_Directions_. Pull every line containing "profit" from the entries.

Dataset excerpts
+++
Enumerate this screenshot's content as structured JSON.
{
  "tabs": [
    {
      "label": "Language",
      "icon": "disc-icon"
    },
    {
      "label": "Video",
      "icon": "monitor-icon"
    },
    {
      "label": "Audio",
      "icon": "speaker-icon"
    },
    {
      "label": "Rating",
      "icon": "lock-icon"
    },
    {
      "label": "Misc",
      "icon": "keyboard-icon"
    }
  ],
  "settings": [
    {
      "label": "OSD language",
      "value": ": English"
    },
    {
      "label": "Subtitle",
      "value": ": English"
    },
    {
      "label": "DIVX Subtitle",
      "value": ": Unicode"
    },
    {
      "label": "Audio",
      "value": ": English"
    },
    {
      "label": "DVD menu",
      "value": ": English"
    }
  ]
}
+++
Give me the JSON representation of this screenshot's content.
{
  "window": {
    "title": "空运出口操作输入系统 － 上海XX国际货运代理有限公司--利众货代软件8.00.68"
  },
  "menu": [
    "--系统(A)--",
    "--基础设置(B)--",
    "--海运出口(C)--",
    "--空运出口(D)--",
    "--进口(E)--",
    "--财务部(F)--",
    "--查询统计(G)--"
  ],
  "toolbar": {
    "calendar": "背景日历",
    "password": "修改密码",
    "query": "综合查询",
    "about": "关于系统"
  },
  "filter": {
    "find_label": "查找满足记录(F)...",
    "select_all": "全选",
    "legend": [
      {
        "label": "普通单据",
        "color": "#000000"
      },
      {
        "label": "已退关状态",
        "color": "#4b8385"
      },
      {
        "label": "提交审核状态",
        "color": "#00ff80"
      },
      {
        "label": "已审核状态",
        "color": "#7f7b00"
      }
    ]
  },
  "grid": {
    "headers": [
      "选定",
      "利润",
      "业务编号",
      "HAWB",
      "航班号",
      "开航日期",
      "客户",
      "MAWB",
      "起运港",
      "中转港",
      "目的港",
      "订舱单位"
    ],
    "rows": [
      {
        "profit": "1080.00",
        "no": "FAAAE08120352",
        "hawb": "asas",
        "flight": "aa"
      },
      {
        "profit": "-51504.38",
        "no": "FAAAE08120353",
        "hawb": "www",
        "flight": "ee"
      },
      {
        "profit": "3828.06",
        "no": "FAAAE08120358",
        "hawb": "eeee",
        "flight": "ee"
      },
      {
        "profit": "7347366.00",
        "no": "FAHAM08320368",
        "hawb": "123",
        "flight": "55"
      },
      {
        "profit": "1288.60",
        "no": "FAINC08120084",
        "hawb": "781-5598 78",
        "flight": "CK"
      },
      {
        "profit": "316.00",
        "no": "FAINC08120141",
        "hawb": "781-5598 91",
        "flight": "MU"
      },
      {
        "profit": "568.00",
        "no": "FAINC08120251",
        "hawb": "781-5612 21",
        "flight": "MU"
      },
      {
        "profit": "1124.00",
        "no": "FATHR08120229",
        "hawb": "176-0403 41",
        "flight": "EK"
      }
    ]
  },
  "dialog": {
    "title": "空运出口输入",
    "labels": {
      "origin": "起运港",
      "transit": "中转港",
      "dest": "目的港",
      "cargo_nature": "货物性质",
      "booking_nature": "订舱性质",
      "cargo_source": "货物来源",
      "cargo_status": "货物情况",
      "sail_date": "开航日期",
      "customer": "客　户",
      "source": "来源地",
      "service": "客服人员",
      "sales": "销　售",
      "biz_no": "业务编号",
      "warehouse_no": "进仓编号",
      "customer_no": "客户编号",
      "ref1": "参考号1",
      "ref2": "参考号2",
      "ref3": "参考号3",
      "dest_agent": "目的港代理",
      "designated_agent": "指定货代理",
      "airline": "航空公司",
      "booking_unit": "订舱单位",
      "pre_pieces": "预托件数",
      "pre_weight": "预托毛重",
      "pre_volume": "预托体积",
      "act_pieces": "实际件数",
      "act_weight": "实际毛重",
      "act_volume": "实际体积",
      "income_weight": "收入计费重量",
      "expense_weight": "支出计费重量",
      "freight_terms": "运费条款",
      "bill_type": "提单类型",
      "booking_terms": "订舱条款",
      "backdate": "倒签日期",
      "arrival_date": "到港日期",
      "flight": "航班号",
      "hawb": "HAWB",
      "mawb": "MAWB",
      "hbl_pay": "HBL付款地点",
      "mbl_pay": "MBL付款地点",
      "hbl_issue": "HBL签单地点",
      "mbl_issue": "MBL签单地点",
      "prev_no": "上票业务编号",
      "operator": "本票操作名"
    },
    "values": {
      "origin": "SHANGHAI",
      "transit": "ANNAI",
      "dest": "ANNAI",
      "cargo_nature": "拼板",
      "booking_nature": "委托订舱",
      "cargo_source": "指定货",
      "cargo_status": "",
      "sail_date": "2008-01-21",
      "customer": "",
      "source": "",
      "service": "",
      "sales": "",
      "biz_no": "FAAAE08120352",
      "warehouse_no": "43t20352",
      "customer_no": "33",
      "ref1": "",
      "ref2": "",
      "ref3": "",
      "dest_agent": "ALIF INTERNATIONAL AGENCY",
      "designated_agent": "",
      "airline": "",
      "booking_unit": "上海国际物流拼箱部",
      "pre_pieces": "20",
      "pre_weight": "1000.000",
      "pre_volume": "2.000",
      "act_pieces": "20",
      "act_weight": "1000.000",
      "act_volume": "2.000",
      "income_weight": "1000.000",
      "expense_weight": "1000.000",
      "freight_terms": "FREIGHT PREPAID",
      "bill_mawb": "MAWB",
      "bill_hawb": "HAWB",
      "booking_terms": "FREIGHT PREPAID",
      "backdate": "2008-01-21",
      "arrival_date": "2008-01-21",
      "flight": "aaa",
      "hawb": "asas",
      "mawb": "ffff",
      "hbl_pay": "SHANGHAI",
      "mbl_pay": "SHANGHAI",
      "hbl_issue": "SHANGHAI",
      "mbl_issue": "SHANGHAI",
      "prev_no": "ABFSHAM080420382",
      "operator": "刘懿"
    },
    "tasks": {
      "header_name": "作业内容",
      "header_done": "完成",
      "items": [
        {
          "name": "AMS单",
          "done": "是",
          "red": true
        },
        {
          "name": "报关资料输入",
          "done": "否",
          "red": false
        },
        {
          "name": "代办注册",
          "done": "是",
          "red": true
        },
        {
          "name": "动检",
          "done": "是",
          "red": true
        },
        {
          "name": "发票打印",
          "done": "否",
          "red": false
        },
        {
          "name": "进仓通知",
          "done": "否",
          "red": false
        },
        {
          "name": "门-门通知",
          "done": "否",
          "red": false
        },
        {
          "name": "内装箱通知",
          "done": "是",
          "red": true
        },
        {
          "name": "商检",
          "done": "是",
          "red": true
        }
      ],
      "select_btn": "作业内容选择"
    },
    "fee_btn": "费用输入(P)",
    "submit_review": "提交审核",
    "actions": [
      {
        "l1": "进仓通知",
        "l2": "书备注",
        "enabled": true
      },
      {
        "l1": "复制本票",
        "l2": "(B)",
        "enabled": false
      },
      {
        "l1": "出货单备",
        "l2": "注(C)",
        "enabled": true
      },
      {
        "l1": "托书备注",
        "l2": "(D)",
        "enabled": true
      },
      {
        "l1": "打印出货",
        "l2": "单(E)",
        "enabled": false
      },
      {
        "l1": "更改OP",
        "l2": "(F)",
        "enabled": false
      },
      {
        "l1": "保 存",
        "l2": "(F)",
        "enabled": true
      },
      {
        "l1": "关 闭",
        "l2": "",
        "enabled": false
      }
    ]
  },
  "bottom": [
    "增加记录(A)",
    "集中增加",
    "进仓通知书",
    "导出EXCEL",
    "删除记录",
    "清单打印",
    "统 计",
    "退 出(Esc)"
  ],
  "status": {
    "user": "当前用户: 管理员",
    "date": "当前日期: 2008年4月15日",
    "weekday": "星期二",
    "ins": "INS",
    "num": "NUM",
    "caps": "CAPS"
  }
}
+++
_Written solution_.
        "profit": "1080.00",
        "profit": "-51504.38",
        "profit": "3828.06",
        "profit": "7347366.00",
        "profit": "1288.60",
        "profit": "316.00",
        "profit": "568.00",
        "profit": "1124.00",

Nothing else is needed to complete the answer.